- Exercise brief -
Can you transcribe every record below exactly as it appears?

(A run of records)
————

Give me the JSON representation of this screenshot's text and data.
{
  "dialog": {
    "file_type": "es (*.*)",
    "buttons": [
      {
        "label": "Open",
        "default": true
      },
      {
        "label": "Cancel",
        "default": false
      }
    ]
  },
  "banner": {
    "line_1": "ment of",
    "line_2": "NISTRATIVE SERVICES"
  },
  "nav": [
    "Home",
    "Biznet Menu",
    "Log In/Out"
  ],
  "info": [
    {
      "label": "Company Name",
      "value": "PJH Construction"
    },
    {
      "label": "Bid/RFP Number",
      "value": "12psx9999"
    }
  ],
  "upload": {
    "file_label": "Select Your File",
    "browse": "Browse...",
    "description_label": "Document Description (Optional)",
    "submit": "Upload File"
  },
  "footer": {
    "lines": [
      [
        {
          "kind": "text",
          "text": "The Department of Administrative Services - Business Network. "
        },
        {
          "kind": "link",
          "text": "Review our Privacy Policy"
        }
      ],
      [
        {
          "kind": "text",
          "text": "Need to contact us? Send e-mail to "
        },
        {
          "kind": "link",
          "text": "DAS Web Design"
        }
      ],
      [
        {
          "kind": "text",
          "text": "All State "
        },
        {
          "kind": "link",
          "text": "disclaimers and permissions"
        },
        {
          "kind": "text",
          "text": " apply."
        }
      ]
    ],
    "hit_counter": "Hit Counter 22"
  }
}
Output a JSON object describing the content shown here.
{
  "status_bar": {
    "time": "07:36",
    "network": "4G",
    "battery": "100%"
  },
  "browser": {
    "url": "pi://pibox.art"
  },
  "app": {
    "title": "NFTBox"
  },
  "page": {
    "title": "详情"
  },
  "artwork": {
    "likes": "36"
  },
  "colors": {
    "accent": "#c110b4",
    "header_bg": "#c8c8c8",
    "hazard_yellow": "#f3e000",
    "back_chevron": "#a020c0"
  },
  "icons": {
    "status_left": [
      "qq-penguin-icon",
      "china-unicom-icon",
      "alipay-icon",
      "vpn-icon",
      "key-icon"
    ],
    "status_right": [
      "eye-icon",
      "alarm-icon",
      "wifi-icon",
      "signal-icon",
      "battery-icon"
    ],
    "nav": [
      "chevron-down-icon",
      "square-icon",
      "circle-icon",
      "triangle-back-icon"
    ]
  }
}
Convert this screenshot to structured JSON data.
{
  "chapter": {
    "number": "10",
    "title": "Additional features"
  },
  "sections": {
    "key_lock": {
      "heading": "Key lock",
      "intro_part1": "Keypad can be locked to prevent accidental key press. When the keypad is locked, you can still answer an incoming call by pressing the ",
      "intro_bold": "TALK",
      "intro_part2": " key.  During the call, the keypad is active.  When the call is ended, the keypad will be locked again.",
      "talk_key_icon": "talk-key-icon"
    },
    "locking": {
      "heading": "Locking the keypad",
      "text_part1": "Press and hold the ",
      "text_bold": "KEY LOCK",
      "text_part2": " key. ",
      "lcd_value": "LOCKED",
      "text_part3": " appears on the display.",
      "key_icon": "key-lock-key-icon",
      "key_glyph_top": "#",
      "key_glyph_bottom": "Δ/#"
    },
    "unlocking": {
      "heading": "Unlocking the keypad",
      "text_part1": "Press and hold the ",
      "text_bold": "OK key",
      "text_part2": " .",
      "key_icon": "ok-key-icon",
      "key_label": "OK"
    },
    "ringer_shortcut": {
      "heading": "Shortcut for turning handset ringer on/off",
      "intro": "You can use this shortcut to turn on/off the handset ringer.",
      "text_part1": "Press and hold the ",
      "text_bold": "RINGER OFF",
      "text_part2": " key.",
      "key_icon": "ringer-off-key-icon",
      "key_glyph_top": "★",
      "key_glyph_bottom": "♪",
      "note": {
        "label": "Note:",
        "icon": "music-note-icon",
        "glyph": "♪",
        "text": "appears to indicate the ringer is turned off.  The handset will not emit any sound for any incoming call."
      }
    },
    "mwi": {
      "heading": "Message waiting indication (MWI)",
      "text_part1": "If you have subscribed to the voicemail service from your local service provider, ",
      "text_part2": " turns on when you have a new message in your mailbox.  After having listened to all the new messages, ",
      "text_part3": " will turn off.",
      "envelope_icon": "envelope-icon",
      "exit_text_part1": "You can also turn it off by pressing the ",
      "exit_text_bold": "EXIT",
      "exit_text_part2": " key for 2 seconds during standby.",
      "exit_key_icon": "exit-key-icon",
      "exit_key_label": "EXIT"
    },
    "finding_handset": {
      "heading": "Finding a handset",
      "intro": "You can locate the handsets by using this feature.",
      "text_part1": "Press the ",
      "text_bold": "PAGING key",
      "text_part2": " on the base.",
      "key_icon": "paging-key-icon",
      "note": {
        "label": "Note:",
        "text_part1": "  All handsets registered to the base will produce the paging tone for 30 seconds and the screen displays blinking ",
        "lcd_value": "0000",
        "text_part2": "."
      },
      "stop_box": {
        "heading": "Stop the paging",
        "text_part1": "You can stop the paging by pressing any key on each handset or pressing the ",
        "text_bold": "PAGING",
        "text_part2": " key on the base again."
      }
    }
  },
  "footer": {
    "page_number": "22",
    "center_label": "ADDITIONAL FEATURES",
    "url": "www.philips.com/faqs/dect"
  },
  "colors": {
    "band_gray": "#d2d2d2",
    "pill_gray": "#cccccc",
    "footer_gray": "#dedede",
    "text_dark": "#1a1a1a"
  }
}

————

- Full answer -
Give me the JSON representation of this screenshot's text and data.
{
  "dialog": {
    "file_type": "es (*.*)",
    "buttons": [
      {
        "label": "Open",
        "default": true
      },
      {
        "label": "Cancel",
        "default": false
      }
    ]
  },
  "banner": {
    "line_1": "ment of",
    "line_2": "NISTRATIVE SERVICES"
  },
  "nav": [
    "Home",
    "Biznet Menu",
    "Log In/Out"
  ],
  "info": [
    {
      "label": "Company Name",
      "value": "PJH Construction"
    },
    {
      "label": "Bid/RFP Number",
      "value": "12psx9999"
    }
  ],
  "upload": {
    "file_label": "Select Your File",
    "browse": "Browse...",
    "description_label": "Document Description (Optional)",
    "submit": "Upload File"
  },
  "footer": {
    "lines": [
      [
        {
          "kind": "text",
          "text": "The Department of Administrative Services - Business Network. "
        },
        {
          "kind": "link",
          "text": "Review our Privacy Policy"
        }
      ],
      [
        {
          "kind": "text",
          "text": "Need to contact us? Send e-mail to "
        },
        {
          "kind": "link",
          "text": "DAS Web Design"
        }
      ],
      [
        {
          "kind": "text",
          "text": "All State "
        },
        {
          "kind": "link",
          "text": "disclaimers and permissions"
        },
        {
          "kind": "text",
          "text": " apply."
        }
      ]
    ],
    "hit_counter": "Hit Counter 22"
  }
}
Output a JSON object describing the content shown here.
{
  "status_bar": {
    "time": "07:36",
    "network": "4G",
    "battery": "100%"
  },
  "browser": {
    "url": "pi://pibox.art"
  },
  "app": {
    "title": "NFTBox"
  },
  "page": {
    "title": "详情"
  },
  "artwork": {
    "likes": "36"
  },
  "colors": {
    "accent": "#c110b4",
    "header_bg": "#c8c8c8",
    "hazard_yellow": "#f3e000",
    "back_chevron": "#a020c0"
  },
  "icons": {
    "status_left": [
      "qq-penguin-icon",
      "china-unicom-icon",
      "alipay-icon",
      "vpn-icon",
      "key-icon"
    ],
    "status_right": [
      "eye-icon",
      "alarm-icon",
      "wifi-icon",
      "signal-icon",
      "battery-icon"
    ],
    "nav": [
      "chevron-down-icon",
      "square-icon",
      "circle-icon",
      "triangle-back-icon"
    ]
  }
}
Convert this screenshot to structured JSON data.
{
  "chapter": {
    "number": "10",
    "title": "Additional features"
  },
  "sections": {
    "key_lock": {
      "heading": "Key lock",
      "intro_part1": "Keypad can be locked to prevent accidental key press. When the keypad is locked, you can still answer an incoming call by pressing the ",
      "intro_bold": "TALK",
      "intro_part2": " key.  During the call, the keypad is active.  When the call is ended, the keypad will be locked again.",
      "talk_key_icon": "talk-key-icon"
    },
    "locking": {
      "heading": "Locking the keypad",
      "text_part1": "Press and hold the ",
      "text_bold": "KEY LOCK",
      "text_part2": " key. ",
      "lcd_value": "LOCKED",
      "text_part3": " appears on the display.",
      "key_icon": "key-lock-key-icon",
      "key_glyph_top": "#",
      "key_glyph_bottom": "Δ/#"
    },
    "unlocking": {
      "heading": "Unlocking the keypad",
      "text_part1": "Press and hold the ",
      "text_bold": "OK key",
      "text_part2": " .",
      "key_icon": "ok-key-icon",
      "key_label": "OK"
    },
    "ringer_shortcut": {
      "heading": "Shortcut for turning handset ringer on/off",
      "intro": "You can use this shortcut to turn on/off the handset ringer.",
      "text_part1": "Press and hold the ",
      "text_bold": "RINGER OFF",
      "text_part2": " key.",
      "key_icon": "ringer-off-key-icon",
      "key_glyph_top": "★",
      "key_glyph_bottom": "♪",
      "note": {
        "label": "Note:",
        "icon": "music-note-icon",
        "glyph": "♪",
        "text": "appears to indicate the ringer is turned off.  The handset will not emit any sound for any incoming call."
      }
    },
    "mwi": {
      "heading": "Message waiting indication (MWI)",
      "text_part1": "If you have subscribed to the voicemail service from your local service provider, ",
      "text_part2": " turns on when you have a new message in your mailbox.  After having listened to all the new messages, ",
      "text_part3": " will turn off.",
      "envelope_icon": "envelope-icon",
      "exit_text_part1": "You can also turn it off by pressing the ",
      "exit_text_bold": "EXIT",
      "exit_text_part2": " key for 2 seconds during standby.",
      "exit_key_icon": "exit-key-icon",
      "exit_key_label": "EXIT"
    },
    "finding_handset": {
      "heading": "Finding a handset",
      "intro": "You can locate the handsets by using this feature.",
      "text_part1": "Press the ",
      "text_bold": "PAGING key",
      "text_part2": " on the base.",
      "key_icon": "paging-key-icon",
      "note": {
        "label": "Note:",
        "text_part1": "  All handsets registered to the base will produce the paging tone for 30 seconds and the screen displays blinking ",
        "lcd_value": "0000",
        "text_part2": "."
      },
      "stop_box": {
        "heading": "Stop the paging",
        "text_part1": "You can stop the paging by pressing any key on each handset or pressing the ",
        "text_bold": "PAGING",
        "text_part2": " key on the base again."
      }
    }
  },
  "footer": {
    "page_number": "22",
    "center_label": "ADDITIONAL FEATURES",
    "url": "www.philips.com/faqs/dect"
  },
  "colors": {
    "band_gray": "#d2d2d2",
    "pill_gray": "#cccccc",
    "footer_gray": "#dedede",
    "text_dark": "#1a1a1a"
  }
}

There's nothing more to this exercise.